(Records from a collection of figures)
_ _ _ _ _

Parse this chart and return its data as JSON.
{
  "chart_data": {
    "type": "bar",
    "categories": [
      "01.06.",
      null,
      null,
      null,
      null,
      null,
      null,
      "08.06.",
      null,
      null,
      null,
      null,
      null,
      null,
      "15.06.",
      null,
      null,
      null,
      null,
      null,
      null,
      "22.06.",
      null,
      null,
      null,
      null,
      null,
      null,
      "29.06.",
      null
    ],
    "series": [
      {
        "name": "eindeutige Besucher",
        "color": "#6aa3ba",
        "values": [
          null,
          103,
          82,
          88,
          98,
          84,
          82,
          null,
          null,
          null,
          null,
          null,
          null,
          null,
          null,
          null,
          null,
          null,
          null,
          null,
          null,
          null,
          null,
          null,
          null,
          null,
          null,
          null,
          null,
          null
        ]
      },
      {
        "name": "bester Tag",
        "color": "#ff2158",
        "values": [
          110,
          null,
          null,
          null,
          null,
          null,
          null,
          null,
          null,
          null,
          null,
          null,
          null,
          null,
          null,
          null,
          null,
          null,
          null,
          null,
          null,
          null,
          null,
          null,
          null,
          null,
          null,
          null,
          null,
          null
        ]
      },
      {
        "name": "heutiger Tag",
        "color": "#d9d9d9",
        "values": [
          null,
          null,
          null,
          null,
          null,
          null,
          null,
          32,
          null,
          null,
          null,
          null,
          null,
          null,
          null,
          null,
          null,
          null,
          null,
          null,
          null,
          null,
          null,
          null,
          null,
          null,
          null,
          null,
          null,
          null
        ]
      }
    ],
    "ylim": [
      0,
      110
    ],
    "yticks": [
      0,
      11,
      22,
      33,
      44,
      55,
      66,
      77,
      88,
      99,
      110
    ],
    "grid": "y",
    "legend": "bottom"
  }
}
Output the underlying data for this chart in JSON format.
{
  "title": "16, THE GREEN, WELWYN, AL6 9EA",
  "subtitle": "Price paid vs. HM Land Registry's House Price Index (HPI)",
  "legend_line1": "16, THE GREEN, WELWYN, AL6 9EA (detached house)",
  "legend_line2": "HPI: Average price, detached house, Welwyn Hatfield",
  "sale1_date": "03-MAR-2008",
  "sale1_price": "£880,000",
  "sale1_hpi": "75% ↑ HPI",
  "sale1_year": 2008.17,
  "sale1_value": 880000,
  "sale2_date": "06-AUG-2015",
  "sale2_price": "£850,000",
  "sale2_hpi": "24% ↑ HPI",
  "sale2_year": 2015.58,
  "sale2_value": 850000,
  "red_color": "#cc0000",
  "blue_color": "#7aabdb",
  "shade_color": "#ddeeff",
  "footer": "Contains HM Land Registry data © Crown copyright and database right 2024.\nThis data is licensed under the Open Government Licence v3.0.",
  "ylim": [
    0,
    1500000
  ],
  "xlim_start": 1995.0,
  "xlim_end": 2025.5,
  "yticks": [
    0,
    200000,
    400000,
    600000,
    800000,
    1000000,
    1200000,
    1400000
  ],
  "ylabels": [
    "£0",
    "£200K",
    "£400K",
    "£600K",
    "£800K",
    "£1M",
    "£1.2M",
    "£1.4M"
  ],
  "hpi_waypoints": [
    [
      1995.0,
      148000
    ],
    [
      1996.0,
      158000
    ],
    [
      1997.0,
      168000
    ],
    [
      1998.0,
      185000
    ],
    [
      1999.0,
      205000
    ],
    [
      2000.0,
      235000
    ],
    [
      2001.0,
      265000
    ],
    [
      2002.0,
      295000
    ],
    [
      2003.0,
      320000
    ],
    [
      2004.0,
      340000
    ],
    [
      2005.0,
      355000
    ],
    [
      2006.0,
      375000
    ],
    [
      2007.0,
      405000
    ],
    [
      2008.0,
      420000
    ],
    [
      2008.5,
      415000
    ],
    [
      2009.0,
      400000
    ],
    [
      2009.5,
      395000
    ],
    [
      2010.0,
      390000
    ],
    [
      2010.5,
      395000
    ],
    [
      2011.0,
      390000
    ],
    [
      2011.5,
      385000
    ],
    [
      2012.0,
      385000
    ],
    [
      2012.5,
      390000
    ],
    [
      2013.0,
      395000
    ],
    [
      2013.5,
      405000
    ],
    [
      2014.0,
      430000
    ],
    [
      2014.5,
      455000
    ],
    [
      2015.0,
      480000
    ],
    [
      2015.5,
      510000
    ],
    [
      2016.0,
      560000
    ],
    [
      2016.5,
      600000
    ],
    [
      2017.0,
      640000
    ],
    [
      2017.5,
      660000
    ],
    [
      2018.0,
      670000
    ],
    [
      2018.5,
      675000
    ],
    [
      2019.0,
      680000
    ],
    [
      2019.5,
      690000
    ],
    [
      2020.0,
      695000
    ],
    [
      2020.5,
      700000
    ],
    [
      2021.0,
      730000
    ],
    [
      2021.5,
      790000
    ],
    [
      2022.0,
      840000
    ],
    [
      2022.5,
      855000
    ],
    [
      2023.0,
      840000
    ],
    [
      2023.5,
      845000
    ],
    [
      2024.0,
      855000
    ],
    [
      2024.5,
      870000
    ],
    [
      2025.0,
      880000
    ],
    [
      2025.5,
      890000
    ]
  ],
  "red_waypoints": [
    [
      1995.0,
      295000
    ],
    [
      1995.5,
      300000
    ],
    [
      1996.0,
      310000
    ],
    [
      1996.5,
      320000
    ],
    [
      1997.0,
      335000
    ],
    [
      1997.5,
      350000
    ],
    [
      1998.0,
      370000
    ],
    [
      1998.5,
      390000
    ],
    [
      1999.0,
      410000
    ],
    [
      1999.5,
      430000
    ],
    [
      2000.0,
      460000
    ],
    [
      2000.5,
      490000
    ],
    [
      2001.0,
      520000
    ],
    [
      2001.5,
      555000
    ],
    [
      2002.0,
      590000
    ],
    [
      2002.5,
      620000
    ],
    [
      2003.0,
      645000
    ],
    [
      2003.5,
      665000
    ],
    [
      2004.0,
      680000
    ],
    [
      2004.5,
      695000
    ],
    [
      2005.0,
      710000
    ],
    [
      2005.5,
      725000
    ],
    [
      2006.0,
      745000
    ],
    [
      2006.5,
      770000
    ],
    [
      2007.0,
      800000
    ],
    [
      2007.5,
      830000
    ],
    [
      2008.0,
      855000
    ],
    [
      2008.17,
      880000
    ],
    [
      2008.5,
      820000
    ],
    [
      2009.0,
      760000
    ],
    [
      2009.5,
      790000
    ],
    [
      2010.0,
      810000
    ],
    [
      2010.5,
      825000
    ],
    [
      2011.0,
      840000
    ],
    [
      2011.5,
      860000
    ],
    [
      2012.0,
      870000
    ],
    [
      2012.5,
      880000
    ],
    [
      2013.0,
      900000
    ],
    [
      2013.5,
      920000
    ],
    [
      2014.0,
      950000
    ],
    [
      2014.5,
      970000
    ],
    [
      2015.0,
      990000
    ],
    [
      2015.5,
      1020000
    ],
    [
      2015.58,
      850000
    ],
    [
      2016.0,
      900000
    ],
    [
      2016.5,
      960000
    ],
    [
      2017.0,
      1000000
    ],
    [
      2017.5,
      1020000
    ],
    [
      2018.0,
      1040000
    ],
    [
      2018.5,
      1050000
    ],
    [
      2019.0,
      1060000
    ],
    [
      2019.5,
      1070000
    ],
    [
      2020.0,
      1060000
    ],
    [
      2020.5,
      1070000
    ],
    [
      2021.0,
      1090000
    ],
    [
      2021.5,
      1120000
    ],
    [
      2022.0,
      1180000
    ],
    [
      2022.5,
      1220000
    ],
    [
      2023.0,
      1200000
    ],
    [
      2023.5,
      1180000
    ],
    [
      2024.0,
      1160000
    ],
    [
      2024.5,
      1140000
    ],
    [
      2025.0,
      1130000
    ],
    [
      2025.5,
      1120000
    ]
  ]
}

_ _ _ _ _

### [STATED TASK]
Write the material out again in its entirety, exactly as shown.

### [COMPLETE ANSWER]
Parse this chart and return its data as JSON.
{
  "chart_data": {
    "type": "bar",
    "categories": [
      "01.06.",
      null,
      null,
      null,
      null,
      null,
      null,
      "08.06.",
      null,
      null,
      null,
      null,
      null,
      null,
      "15.06.",
      null,
      null,
      null,
      null,
      null,
      null,
      "22.06.",
      null,
      null,
      null,
      null,
      null,
      null,
      "29.06.",
      null
    ],
    "series": [
      {
        "name": "eindeutige Besucher",
        "color": "#6aa3ba",
        "values": [
          null,
          103,
          82,
          88,
          98,
          84,
          82,
          null,
          null,
          null,
          null,
          null,
          null,
          null,
          null,
          null,
          null,
          null,
          null,
          null,
          null,
          null,
          null,
          null,
          null,
          null,
          null,
          null,
          null,
          null
        ]
      },
      {
        "name": "bester Tag",
        "color": "#ff2158",
        "values": [
          110,
          null,
          null,
          null,
          null,
          null,
          null,
          null,
          null,
          null,
          null,
          null,
          null,
          null,
          null,
          null,
          null,
          null,
          null,
          null,
          null,
          null,
          null,
          null,
          null,
          null,
          null,
          null,
          null,
          null
        ]
      },
      {
        "name": "heutiger Tag",
        "color": "#d9d9d9",
        "values": [
          null,
          null,
          null,
          null,
          null,
          null,
          null,
          32,
          null,
          null,
          null,
          null,
          null,
          null,
          null,
          null,
          null,
          null,
          null,
          null,
          null,
          null,
          null,
          null,
          null,
          null,
          null,
          null,
          null,
          null
        ]
      }
    ],
    "ylim": [
      0,
      110
    ],
    "yticks": [
      0,
      11,
      22,
      33,
      44,
      55,
      66,
      77,
      88,
      99,
      110
    ],
    "grid": "y",
    "legend": "bottom"
  }
}
Output the underlying data for this chart in JSON format.
{
  "title": "16, THE GREEN, WELWYN, AL6 9EA",
  "subtitle": "Price paid vs. HM Land Registry's House Price Index (HPI)",
  "legend_line1": "16, THE GREEN, WELWYN, AL6 9EA (detached house)",
  "legend_line2": "HPI: Average price, detached house, Welwyn Hatfield",
  "sale1_date": "03-MAR-2008",
  "sale1_price": "£880,000",
  "sale1_hpi": "75% ↑ HPI",
  "sale1_year": 2008.17,
  "sale1_value": 880000,
  "sale2_date": "06-AUG-2015",
  "sale2_price": "£850,000",
  "sale2_hpi": "24% ↑ HPI",
  "sale2_year": 2015.58,
  "sale2_value": 850000,
  "red_color": "#cc0000",
  "blue_color": "#7aabdb",
  "shade_color": "#ddeeff",
  "footer": "Contains HM Land Registry data © Crown copyright and database right 2024.\nThis data is licensed under the Open Government Licence v3.0.",
  "ylim": [
    0,
    1500000
  ],
  "xlim_start": 1995.0,
  "xlim_end": 2025.5,
  "yticks": [
    0,
    200000,
    400000,
    600000,
    800000,
    1000000,
    1200000,
    1400000
  ],
  "ylabels": [
    "£0",
    "£200K",
    "£400K",
    "£600K",
    "£800K",
    "£1M",
    "£1.2M",
    "£1.4M"
  ],
  "hpi_waypoints": [
    [
      1995.0,
      148000
    ],
    [
      1996.0,
      158000
    ],
    [
      1997.0,
      168000
    ],
    [
      1998.0,
      185000
    ],
    [
      1999.0,
      205000
    ],
    [
      2000.0,
      235000
    ],
    [
      2001.0,
      265000
    ],
    [
      2002.0,
      295000
    ],
    [
      2003.0,
      320000
    ],
    [
      2004.0,
      340000
    ],
    [
      2005.0,
      355000
    ],
    [
      2006.0,
      375000
    ],
    [
      2007.0,
      405000
    ],
    [
      2008.0,
      420000
    ],
    [
      2008.5,
      415000
    ],
    [
      2009.0,
      400000
    ],
    [
      2009.5,
      395000
    ],
    [
      2010.0,
      390000
    ],
    [
      2010.5,
      395000
    ],
    [
      2011.0,
      390000
    ],
    [
      2011.5,
      385000
    ],
    [
      2012.0,
      385000
    ],
    [
      2012.5,
      390000
    ],
    [
      2013.0,
      395000
    ],
    [
      2013.5,
      405000
    ],
    [
      2014.0,
      430000
    ],
    [
      2014.5,
      455000
    ],
    [
      2015.0,
      480000
    ],
    [
      2015.5,
      510000
    ],
    [
      2016.0,
      560000
    ],
    [
      2016.5,
      600000
    ],
    [
      2017.0,
      640000
    ],
    [
      2017.5,
      660000
    ],
    [
      2018.0,
      670000
    ],
    [
      2018.5,
      675000
    ],
    [
      2019.0,
      680000
    ],
    [
      2019.5,
      690000
    ],
    [
      2020.0,
      695000
    ],
    [
      2020.5,
      700000
    ],
    [
      2021.0,
      730000
    ],
    [
      2021.5,
      790000
    ],
    [
      2022.0,
      840000
    ],
    [
      2022.5,
      855000
    ],
    [
      2023.0,
      840000
    ],
    [
      2023.5,
      845000
    ],
    [
      2024.0,
      855000
    ],
    [
      2024.5,
      870000
    ],
    [
      2025.0,
      880000
    ],
    [
      2025.5,
      890000
    ]
  ],
  "red_waypoints": [
    [
      1995.0,
      295000
    ],
    [
      1995.5,
      300000
    ],
    [
      1996.0,
      310000
    ],
    [
      1996.5,
      320000
    ],
    [
      1997.0,
      335000
    ],
    [
      1997.5,
      350000
    ],
    [
      1998.0,
      370000
    ],
    [
      1998.5,
      390000
    ],
    [
      1999.0,
      410000
    ],
    [
      1999.5,
      430000
    ],
    [
      2000.0,
      460000
    ],
    [
      2000.5,
      490000
    ],
    [
      2001.0,
      520000
    ],
    [
      2001.5,
      555000
    ],
    [
      2002.0,
      590000
    ],
    [
      2002.5,
      620000
    ],
    [
      2003.0,
      645000
    ],
    [
      2003.5,
      665000
    ],
    [
      2004.0,
      680000
    ],
    [
      2004.5,
      695000
    ],
    [
      2005.0,
      710000
    ],
    [
      2005.5,
      725000
    ],
    [
      2006.0,
      745000
    ],
    [
      2006.5,
      770000
    ],
    [
      2007.0,
      800000
    ],
    [
      2007.5,
      830000
    ],
    [
      2008.0,
      855000
    ],
    [
      2008.17,
      880000
    ],
    [
      2008.5,
      820000
    ],
    [
      2009.0,
      760000
    ],
    [
      2009.5,
      790000
    ],
    [
      2010.0,
      810000
    ],
    [
      2010.5,
      825000
    ],
    [
      2011.0,
      840000
    ],
    [
      2011.5,
      860000
    ],
    [
      2012.0,
      870000
    ],
    [
      2012.5,
      880000
    ],
    [
      2013.0,
      900000
    ],
    [
      2013.5,
      920000
    ],
    [
      2014.0,
      950000
    ],
    [
      2014.5,
      970000
    ],
    [
      2015.0,
      990000
    ],
    [
      2015.5,
      1020000
    ],
    [
      2015.58,
      850000
    ],
    [
      2016.0,
      900000
    ],
    [
      2016.5,
      960000
    ],
    [
      2017.0,
      1000000
    ],
    [
      2017.5,
      1020000
    ],
    [
      2018.0,
      1040000
    ],
    [
      2018.5,
      1050000
    ],
    [
      2019.0,
      1060000
    ],
    [
      2019.5,
      1070000
    ],
    [
      2020.0,
      1060000
    ],
    [
      2020.5,
      1070000
    ],
    [
      2021.0,
      1090000
    ],
    [
      2021.5,
      1120000
    ],
    [
      2022.0,
      1180000
    ],
    [
      2022.5,
      1220000
    ],
    [
      2023.0,
      1200000
    ],
    [
      2023.5,
      1180000
    ],
    [
      2024.0,
      1160000
    ],
    [
      2024.5,
      1140000
    ],
    [
      2025.0,
      1130000
    ],
    [
      2025.5,
      1120000
    ]
  ]
}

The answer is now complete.